## START Listed records

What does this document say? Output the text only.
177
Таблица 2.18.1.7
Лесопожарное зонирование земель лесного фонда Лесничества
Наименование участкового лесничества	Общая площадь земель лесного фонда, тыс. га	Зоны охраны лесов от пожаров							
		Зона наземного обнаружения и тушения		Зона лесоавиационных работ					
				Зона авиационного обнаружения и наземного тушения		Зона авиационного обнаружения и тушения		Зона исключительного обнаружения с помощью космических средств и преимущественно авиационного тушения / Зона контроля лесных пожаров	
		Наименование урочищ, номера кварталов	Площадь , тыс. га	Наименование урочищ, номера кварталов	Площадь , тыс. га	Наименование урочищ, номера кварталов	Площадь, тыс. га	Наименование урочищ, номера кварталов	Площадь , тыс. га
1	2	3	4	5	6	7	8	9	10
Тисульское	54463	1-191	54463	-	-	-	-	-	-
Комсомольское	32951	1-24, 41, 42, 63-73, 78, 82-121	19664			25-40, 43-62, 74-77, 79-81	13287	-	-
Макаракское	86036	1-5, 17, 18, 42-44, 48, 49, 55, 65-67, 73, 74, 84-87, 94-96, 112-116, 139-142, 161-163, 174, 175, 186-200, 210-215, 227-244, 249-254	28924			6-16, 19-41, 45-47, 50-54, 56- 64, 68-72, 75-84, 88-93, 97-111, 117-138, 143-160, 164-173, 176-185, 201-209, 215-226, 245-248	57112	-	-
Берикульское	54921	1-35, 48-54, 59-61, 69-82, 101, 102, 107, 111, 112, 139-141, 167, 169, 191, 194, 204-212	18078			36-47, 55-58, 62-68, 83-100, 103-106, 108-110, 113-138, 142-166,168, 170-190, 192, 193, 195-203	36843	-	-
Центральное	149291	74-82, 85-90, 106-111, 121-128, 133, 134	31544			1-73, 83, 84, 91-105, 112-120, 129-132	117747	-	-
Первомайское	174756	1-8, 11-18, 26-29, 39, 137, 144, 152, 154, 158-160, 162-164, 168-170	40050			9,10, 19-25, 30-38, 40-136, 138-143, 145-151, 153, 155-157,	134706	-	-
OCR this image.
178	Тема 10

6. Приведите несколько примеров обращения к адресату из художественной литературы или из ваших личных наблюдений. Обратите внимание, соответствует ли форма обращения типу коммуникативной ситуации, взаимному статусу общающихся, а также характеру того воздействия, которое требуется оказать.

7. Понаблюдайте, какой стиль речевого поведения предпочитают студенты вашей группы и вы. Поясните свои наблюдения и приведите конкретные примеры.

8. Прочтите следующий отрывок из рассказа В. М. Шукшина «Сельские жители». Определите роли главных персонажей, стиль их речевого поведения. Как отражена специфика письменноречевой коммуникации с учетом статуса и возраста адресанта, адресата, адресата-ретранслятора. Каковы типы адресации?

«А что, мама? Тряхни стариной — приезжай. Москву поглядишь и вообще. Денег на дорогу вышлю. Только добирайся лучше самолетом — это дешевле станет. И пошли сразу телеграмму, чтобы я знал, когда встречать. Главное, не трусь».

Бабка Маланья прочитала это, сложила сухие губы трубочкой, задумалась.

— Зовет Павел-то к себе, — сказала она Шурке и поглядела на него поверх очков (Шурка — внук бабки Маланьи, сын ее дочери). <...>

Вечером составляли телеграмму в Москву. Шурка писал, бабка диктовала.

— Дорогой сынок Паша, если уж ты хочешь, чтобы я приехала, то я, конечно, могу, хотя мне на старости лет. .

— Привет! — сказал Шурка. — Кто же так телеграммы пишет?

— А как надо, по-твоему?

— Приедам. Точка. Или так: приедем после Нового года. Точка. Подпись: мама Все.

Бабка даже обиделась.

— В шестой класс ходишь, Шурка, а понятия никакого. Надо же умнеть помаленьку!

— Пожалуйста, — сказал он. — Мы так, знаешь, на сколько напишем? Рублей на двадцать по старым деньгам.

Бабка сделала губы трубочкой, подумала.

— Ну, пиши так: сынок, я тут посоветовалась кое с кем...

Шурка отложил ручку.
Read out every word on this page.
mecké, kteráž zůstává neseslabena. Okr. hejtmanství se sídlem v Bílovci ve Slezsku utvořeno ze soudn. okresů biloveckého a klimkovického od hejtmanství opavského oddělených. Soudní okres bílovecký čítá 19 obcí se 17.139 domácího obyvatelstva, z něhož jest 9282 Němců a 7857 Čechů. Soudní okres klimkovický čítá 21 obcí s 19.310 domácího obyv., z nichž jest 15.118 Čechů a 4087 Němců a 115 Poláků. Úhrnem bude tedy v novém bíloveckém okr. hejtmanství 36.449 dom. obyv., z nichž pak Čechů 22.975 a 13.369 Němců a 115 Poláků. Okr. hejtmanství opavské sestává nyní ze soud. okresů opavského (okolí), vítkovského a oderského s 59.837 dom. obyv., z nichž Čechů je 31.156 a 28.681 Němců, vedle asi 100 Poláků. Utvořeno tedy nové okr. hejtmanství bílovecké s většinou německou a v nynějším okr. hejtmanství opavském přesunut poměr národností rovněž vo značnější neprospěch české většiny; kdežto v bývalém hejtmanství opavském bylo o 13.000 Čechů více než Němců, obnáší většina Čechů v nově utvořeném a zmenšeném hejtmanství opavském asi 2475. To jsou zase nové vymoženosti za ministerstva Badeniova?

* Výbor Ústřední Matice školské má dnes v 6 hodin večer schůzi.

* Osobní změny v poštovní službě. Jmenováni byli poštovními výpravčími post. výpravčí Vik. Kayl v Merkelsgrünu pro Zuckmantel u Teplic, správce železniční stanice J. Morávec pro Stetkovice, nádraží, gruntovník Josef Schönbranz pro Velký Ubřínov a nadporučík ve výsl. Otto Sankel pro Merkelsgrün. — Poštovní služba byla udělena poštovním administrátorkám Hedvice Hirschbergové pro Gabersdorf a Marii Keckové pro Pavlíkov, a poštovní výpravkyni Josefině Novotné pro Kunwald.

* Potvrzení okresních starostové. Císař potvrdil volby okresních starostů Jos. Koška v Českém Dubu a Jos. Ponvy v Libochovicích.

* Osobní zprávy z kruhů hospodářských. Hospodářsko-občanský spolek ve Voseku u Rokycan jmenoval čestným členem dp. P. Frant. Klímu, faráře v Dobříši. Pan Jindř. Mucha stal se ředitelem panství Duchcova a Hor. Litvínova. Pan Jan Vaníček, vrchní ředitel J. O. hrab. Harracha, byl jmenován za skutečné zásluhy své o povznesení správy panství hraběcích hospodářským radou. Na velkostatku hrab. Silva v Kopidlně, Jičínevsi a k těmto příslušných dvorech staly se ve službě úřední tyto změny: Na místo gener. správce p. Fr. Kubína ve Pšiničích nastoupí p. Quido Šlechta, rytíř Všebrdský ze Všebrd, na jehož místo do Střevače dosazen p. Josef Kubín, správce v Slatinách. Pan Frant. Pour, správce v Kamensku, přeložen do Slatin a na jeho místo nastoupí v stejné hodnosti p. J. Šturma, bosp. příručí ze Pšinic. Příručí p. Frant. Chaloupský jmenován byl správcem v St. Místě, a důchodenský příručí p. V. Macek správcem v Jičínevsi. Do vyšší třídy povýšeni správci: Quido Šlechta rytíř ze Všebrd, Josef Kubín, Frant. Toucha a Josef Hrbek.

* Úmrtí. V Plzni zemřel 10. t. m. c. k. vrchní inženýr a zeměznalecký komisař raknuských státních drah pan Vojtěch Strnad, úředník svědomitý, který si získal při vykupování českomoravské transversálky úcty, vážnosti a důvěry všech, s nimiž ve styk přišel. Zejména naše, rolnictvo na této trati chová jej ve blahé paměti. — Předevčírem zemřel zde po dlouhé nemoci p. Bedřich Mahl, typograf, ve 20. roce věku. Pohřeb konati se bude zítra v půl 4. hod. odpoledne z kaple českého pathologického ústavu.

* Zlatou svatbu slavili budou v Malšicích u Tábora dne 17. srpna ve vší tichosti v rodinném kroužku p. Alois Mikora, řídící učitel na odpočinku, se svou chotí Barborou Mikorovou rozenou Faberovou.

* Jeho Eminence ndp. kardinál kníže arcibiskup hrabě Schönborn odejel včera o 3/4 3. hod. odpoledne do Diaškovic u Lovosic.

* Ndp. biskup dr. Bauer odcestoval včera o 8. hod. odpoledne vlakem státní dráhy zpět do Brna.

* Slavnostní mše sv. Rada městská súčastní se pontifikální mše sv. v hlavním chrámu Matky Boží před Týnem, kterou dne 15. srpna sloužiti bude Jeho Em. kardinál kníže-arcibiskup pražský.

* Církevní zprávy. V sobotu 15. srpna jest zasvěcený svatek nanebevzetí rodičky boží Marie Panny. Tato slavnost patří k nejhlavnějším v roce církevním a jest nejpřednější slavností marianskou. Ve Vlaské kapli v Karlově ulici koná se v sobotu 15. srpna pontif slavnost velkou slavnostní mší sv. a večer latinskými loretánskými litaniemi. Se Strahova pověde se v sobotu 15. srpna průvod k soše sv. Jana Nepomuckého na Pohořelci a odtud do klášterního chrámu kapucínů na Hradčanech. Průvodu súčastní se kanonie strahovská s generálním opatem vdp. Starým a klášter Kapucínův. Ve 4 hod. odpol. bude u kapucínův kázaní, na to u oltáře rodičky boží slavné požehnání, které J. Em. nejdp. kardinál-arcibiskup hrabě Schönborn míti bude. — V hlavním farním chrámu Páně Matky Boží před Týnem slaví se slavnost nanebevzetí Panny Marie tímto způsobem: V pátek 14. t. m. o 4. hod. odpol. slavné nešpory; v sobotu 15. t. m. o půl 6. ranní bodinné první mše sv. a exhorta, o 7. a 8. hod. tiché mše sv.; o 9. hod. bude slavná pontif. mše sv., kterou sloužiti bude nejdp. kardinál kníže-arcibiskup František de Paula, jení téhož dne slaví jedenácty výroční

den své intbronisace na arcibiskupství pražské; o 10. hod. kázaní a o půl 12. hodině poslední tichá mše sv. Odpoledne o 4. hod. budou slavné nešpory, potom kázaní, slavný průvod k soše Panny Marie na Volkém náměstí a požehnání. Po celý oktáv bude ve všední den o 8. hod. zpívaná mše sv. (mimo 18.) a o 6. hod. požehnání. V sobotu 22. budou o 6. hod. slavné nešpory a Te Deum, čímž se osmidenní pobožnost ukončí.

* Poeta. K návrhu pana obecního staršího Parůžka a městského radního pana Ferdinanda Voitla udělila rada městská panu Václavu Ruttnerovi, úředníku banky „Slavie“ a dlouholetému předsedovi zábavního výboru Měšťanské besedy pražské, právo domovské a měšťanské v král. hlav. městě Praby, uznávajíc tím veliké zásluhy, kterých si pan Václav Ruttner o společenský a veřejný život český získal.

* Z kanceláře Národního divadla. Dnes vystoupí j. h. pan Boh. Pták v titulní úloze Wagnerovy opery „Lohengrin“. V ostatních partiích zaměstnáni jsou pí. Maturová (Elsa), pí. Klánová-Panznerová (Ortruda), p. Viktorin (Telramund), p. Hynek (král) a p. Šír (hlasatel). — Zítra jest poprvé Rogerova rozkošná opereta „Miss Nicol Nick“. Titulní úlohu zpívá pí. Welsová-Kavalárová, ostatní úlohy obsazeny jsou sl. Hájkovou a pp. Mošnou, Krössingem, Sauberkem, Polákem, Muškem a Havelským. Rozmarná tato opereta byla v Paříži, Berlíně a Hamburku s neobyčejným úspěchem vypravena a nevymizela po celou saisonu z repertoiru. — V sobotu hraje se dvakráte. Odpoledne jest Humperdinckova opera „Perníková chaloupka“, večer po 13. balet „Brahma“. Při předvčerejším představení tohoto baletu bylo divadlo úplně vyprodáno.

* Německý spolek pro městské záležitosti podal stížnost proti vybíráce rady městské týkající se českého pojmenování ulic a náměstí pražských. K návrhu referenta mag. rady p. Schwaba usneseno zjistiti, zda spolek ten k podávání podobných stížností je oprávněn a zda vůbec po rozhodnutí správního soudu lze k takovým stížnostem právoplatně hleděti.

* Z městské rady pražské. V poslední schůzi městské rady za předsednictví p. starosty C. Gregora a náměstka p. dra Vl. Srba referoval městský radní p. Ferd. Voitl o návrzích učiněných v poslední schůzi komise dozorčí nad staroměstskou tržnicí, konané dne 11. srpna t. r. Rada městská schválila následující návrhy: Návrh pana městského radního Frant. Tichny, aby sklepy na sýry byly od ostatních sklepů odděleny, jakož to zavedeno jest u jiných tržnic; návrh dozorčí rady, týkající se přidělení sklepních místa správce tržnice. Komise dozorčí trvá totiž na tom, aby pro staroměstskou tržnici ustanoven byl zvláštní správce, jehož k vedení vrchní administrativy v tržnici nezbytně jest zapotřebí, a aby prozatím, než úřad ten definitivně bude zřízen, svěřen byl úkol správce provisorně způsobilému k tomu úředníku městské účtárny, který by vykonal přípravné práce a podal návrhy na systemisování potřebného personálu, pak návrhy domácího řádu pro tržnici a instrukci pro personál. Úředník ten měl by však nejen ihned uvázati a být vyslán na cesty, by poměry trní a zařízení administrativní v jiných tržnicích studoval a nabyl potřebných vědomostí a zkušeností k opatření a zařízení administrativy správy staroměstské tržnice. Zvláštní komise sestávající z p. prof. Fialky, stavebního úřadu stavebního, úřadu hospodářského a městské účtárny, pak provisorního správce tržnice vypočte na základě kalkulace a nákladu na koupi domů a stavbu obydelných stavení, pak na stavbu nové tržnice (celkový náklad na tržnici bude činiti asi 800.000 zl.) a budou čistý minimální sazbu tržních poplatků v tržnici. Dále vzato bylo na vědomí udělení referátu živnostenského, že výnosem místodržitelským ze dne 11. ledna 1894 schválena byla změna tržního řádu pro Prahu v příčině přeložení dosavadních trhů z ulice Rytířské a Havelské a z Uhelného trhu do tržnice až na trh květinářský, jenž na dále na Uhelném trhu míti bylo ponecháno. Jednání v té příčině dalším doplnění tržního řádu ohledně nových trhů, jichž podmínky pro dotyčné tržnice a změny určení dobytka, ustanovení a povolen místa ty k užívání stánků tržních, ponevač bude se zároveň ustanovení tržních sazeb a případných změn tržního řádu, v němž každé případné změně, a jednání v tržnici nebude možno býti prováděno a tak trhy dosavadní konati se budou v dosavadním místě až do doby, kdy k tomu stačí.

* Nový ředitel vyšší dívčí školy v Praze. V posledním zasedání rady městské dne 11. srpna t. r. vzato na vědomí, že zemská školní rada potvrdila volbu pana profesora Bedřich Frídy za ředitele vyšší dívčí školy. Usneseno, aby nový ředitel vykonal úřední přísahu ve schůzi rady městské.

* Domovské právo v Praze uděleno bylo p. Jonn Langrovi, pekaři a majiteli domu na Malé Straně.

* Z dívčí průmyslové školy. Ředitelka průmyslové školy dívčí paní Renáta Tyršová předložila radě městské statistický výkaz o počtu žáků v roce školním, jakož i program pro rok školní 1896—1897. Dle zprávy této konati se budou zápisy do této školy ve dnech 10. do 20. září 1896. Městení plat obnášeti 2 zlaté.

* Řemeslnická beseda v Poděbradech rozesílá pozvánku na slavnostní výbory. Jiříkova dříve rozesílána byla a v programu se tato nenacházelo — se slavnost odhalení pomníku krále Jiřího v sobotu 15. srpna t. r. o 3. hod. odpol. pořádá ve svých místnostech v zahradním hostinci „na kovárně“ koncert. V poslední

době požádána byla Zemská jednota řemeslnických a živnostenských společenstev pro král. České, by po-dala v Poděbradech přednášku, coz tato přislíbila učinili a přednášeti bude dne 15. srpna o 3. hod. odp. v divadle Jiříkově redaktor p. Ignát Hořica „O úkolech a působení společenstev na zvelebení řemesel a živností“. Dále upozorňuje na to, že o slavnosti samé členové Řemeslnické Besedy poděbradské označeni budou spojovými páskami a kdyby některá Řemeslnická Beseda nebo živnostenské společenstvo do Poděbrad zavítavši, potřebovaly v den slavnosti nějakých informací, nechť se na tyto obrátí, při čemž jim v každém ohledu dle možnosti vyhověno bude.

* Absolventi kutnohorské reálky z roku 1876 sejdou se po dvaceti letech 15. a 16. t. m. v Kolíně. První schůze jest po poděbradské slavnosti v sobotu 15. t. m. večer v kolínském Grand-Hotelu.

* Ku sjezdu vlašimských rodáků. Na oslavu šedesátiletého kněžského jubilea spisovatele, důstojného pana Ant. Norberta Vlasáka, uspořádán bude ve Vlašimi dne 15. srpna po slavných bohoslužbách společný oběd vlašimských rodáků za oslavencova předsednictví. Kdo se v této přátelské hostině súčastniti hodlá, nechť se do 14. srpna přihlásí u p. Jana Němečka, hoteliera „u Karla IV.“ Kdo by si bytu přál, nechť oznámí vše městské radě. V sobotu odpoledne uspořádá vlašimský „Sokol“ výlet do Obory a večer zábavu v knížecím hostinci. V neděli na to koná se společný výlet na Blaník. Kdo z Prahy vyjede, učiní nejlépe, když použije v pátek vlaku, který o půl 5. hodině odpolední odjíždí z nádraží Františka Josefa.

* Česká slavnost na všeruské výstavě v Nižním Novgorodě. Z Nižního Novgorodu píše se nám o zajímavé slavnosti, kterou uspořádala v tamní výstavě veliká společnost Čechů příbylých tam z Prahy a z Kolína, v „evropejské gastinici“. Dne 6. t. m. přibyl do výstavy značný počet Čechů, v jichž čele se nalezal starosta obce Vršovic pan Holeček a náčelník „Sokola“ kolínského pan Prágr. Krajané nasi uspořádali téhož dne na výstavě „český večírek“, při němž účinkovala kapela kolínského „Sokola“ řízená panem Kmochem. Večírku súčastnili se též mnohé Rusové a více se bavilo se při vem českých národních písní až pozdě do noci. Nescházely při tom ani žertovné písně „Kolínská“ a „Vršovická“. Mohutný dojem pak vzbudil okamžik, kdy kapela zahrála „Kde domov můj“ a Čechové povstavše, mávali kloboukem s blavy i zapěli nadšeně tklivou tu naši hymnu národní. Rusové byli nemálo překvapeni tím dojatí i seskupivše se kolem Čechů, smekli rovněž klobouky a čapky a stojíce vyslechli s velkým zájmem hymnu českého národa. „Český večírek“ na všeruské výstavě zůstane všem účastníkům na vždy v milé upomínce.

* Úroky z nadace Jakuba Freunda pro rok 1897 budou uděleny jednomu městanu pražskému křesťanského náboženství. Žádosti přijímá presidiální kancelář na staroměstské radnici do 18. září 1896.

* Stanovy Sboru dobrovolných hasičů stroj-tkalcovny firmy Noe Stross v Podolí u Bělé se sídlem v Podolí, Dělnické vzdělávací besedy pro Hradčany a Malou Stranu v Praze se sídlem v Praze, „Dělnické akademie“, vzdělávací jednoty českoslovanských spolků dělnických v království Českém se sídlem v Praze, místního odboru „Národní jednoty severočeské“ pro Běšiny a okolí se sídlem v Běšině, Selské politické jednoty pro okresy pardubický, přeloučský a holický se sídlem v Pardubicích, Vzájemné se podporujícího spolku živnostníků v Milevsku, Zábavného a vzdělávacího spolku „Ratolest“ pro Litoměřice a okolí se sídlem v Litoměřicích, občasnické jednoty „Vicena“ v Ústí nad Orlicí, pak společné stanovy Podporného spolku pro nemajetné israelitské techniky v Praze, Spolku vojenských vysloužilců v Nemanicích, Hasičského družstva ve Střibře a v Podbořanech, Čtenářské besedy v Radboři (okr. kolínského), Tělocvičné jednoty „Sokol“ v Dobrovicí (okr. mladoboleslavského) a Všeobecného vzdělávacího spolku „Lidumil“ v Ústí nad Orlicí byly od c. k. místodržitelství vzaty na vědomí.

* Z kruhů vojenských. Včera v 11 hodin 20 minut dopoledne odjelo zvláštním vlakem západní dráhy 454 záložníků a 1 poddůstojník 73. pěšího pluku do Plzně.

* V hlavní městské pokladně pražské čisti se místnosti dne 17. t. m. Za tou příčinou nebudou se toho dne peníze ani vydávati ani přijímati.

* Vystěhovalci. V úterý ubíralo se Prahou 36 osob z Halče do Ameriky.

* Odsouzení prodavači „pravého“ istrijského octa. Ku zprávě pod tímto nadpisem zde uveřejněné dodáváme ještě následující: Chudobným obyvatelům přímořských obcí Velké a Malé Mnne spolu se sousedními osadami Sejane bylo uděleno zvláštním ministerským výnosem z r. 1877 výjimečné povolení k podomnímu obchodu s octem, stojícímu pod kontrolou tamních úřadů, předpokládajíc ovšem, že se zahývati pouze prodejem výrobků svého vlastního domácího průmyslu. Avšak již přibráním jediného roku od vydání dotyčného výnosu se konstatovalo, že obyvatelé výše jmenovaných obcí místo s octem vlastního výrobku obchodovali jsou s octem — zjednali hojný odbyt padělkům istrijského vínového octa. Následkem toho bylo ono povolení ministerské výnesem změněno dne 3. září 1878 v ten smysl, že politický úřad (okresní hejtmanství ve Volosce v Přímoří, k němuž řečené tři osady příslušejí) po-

## END Listed records

Required work:
Go through the listing above and return every line where the word "обнаружения" occurs.

Problem solution:
		Зона наземного обнаружения и тушения		Зона лесоавиационных работ					
				Зона авиационного обнаружения и наземного тушения		Зона авиационного обнаружения и тушения		Зона исключительного обнаружения с помощью космических средств и преимущественно авиационного тушения / Зона контроля лесных пожаров	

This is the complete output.